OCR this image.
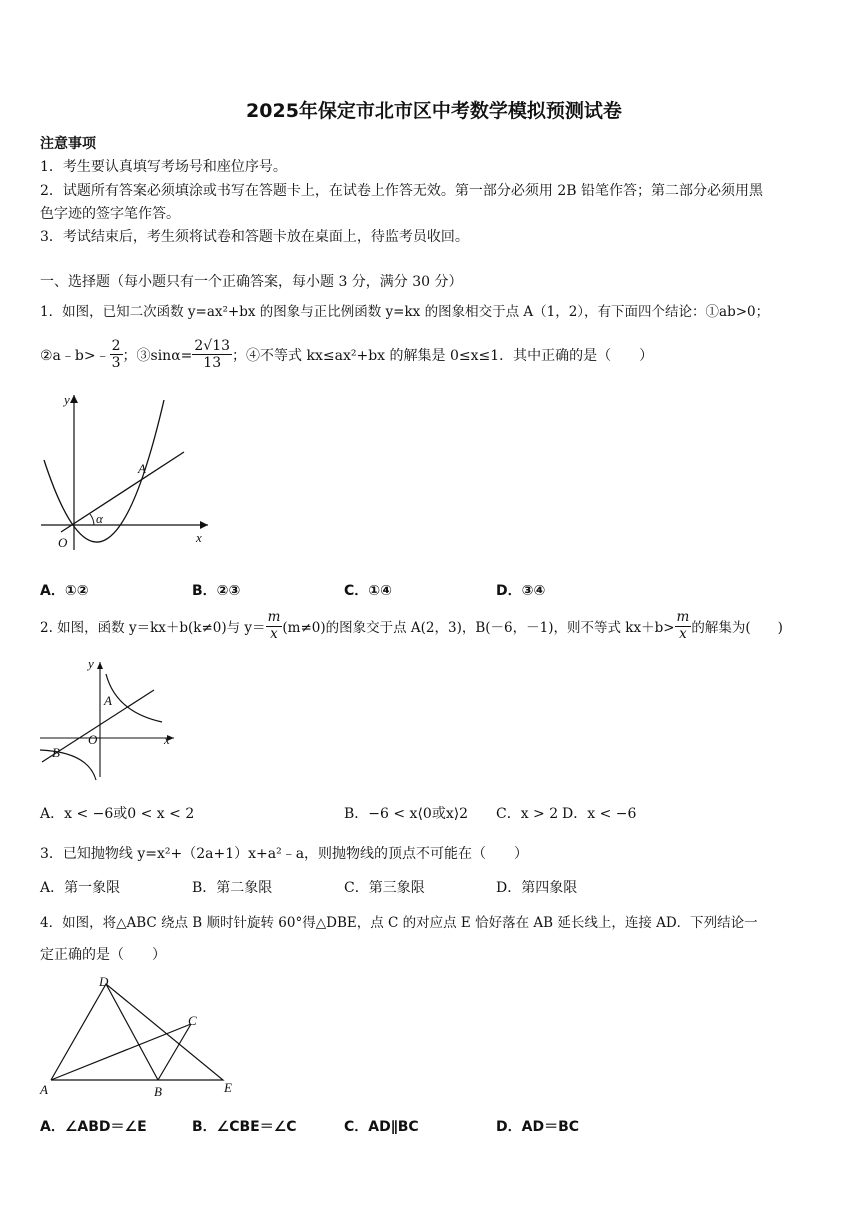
2025年保定市北市区中考数学模拟预测试卷
注意事项
1．考生要认真填写考场号和座位序号。
2．试题所有答案必须填涂或书写在答题卡上，在试卷上作答无效。第一部分必须用 2B 铅笔作答；第二部分必须用黑
色字迹的签字笔作答。
3．考试结束后，考生须将试卷和答题卡放在桌面上，待监考员收回。
一、选择题（每小题只有一个正确答案，每小题 3 分，满分 30 分）
1．如图，已知二次函数 y=ax²+bx 的图象与正比例函数 y=kx 的图象相交于点 A（1，2），有下面四个结论：①ab>0；
②a﹣b>﹣ $\frac{2}{3}$ ；③sinα= $\frac{2√13}{13}$ ；④不等式 kx≤ax²+bx 的解集是 0≤x≤1．其中正确的是（　　）
y
x
O
A
α
A．①②	B．②③	C．①④	D．③④
2. 如图，函数 y＝kx＋b(k≠0)与 $y= \frac{m}{x} (m\ne 0)$的图象交于点 A(2，3)，B(－6，－1)，则不等式 $kx+b> \frac{m}{x}$ 的解集为(　　)
y
x
O
A
B
A．x < −6或0 < x < 2	B．−6 < x⟨0或x⟩2 C．x > 2 D．x < −6
3．已知抛物线 y=x²+（2a+1）x+a²﹣a，则抛物线的顶点不可能在（　　）
A．第一象限	B．第二象限	C．第三象限	D．第四象限
4．如图，将△ABC 绕点 B 顺时针旋转 60°得△DBE，点 C 的对应点 E 恰好落在 AB 延长线上，连接 AD．下列结论一
定正确的是（　　）
D
C
A	B	E
A．∠ABD＝∠E	B．∠CBE＝∠C	C．AD∥BC	D．AD＝BC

Instruction:
Omit pictures; set down the rest of the material word for word.

Response to this task:
OCR this image.
2025年保定市北市区中考数学模拟预测试卷
注意事项
1．考生要认真填写考场号和座位序号。
2．试题所有答案必须填涂或书写在答题卡上，在试卷上作答无效。第一部分必须用 2B 铅笔作答；第二部分必须用黑
色字迹的签字笔作答。
3．考试结束后，考生须将试卷和答题卡放在桌面上，待监考员收回。
一、选择题（每小题只有一个正确答案，每小题 3 分，满分 30 分）
1．如图，已知二次函数 y=ax²+bx 的图象与正比例函数 y=kx 的图象相交于点 A（1，2），有下面四个结论：①ab>0；
②a﹣b>﹣ $\frac{2}{3}$ ；③sinα= $\frac{2√13}{13}$ ；④不等式 kx≤ax²+bx 的解集是 0≤x≤1．其中正确的是（　　）
y
x
O
A
α
A．①②	B．②③	C．①④	D．③④
2. 如图，函数 y＝kx＋b(k≠0)与 $y= \frac{m}{x} (m\ne 0)$的图象交于点 A(2，3)，B(－6，－1)，则不等式 $kx+b> \frac{m}{x}$ 的解集为(　　)
y
x
O
A
B
A．x < −6或0 < x < 2	B．−6 < x⟨0或x⟩2 C．x > 2 D．x < −6
3．已知抛物线 y=x²+（2a+1）x+a²﹣a，则抛物线的顶点不可能在（　　）
A．第一象限	B．第二象限	C．第三象限	D．第四象限
4．如图，将△ABC 绕点 B 顺时针旋转 60°得△DBE，点 C 的对应点 E 恰好落在 AB 延长线上，连接 AD．下列结论一
定正确的是（　　）
D
C
A	B	E
A．∠ABD＝∠E	B．∠CBE＝∠C	C．AD∥BC	D．AD＝BC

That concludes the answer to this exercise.